» **Records provided**
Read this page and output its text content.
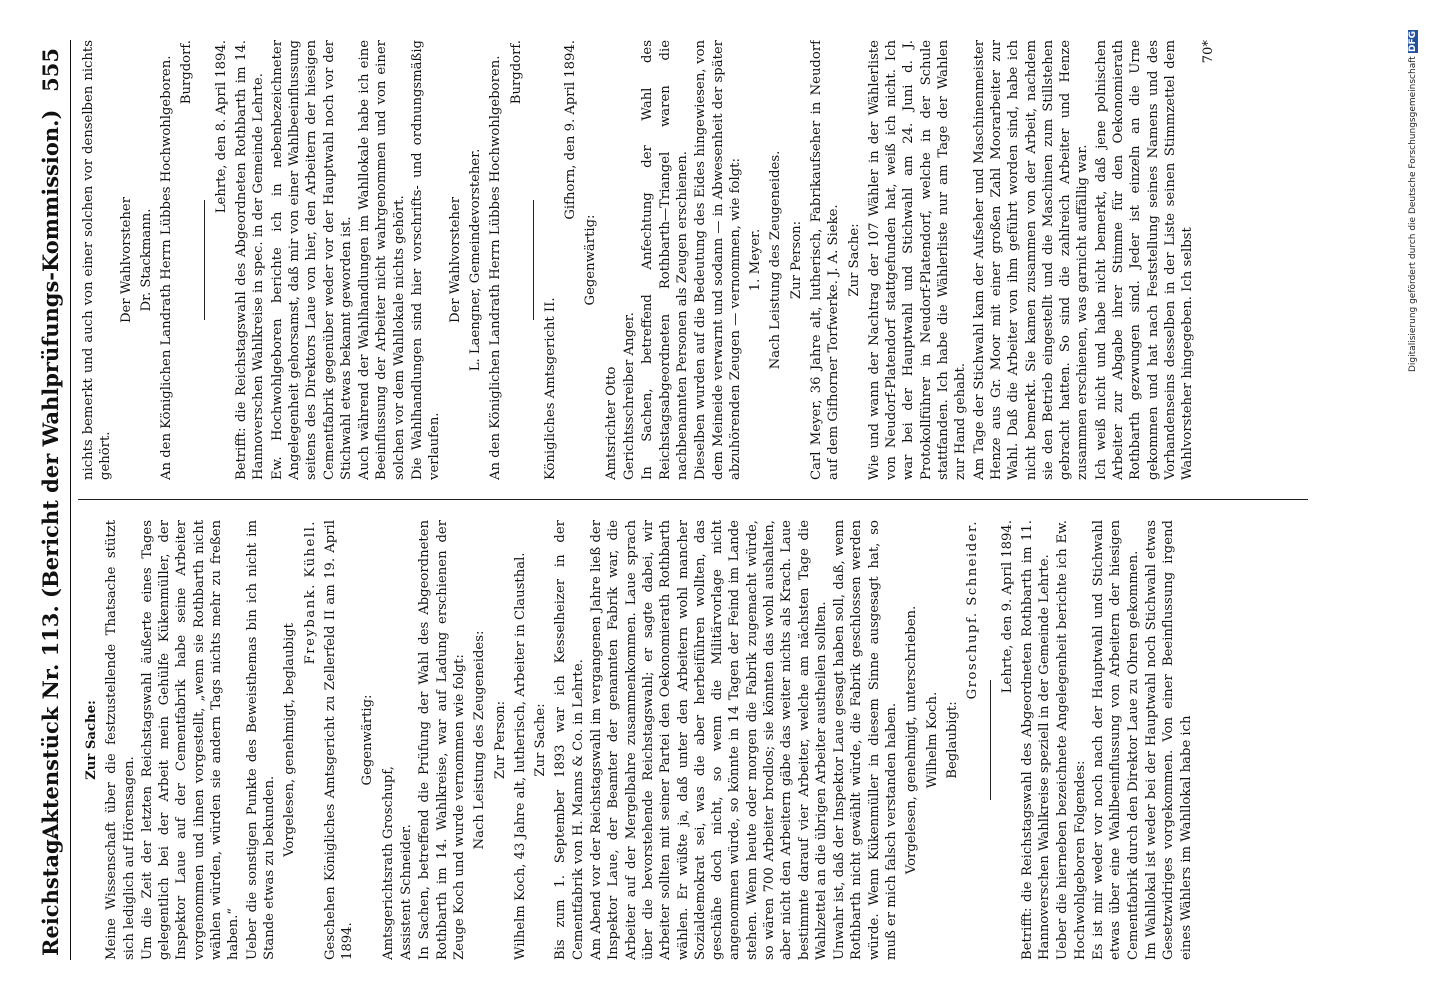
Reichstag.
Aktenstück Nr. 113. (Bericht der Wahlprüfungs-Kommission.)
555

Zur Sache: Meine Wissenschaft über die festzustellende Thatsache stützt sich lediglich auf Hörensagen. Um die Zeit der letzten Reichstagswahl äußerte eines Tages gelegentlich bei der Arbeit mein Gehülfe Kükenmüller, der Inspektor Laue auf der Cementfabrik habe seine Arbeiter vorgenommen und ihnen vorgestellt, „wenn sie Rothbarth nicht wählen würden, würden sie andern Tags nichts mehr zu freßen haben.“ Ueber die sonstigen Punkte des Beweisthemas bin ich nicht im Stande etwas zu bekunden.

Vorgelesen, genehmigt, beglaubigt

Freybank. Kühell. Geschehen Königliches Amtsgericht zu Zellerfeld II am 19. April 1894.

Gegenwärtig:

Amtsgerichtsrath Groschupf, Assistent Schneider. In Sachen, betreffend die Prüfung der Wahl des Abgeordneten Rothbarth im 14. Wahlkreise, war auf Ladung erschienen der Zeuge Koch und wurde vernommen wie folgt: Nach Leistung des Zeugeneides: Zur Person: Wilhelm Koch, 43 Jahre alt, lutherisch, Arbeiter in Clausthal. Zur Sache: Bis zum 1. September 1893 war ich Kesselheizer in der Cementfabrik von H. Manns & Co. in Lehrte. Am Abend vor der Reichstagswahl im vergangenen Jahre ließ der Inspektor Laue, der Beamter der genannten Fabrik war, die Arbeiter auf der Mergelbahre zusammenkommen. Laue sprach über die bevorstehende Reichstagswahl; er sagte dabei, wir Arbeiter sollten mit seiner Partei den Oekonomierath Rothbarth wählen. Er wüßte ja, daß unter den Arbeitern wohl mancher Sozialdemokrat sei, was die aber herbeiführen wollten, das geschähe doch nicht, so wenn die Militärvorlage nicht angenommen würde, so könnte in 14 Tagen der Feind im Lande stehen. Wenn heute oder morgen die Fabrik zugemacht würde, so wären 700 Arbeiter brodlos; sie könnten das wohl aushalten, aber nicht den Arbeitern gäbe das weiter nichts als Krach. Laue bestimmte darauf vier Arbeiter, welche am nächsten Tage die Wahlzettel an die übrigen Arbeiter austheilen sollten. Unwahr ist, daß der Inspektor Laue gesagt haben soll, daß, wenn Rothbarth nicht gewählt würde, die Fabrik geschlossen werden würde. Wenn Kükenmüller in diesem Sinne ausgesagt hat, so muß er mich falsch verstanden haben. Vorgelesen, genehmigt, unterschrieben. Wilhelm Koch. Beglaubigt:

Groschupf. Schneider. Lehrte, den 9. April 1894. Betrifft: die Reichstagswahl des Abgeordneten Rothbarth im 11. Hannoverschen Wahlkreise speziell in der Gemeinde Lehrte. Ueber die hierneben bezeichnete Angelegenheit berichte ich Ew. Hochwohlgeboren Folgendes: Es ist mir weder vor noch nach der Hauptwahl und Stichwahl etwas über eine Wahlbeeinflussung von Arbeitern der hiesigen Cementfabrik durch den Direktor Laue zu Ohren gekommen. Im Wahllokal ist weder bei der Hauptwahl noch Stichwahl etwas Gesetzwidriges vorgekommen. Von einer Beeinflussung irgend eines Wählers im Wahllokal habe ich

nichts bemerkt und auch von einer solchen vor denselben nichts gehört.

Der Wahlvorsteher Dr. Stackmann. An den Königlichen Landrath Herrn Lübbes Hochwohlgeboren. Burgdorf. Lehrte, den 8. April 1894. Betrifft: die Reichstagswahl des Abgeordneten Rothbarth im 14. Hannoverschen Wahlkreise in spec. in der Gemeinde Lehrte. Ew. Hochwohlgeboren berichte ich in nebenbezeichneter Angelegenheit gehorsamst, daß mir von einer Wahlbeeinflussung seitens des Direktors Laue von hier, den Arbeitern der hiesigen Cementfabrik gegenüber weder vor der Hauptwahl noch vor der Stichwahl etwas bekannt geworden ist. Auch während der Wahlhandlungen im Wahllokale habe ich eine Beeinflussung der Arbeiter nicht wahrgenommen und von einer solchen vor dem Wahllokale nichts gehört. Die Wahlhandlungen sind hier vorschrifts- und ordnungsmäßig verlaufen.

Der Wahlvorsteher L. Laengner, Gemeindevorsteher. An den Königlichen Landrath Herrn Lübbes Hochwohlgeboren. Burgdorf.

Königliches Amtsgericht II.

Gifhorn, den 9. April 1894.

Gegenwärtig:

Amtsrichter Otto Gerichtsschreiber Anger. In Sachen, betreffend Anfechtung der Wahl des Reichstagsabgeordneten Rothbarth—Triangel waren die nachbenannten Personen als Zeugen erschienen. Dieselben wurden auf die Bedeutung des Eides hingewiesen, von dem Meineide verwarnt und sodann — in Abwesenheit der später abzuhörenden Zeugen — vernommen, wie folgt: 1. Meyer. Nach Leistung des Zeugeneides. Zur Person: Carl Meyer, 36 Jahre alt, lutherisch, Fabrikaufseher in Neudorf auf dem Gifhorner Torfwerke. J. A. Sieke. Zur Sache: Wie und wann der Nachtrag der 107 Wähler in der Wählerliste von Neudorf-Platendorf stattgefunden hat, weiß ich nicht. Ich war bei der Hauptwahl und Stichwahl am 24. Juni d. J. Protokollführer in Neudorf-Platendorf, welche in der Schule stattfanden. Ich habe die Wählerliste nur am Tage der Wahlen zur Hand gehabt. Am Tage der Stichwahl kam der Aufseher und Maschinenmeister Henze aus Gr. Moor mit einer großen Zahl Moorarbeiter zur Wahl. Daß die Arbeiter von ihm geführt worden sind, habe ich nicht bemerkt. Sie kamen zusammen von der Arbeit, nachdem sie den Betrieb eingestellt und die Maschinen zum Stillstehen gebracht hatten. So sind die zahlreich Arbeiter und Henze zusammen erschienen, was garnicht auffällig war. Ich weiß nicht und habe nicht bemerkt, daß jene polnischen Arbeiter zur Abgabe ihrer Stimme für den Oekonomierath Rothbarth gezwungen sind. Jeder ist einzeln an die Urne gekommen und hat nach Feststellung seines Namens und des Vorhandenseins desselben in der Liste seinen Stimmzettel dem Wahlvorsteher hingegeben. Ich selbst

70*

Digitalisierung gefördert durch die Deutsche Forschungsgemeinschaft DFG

» **Instructions to follow**
Using the listing above, count how many lines contain the word "durch" and, please, write only that number.

» **Expected answer**
2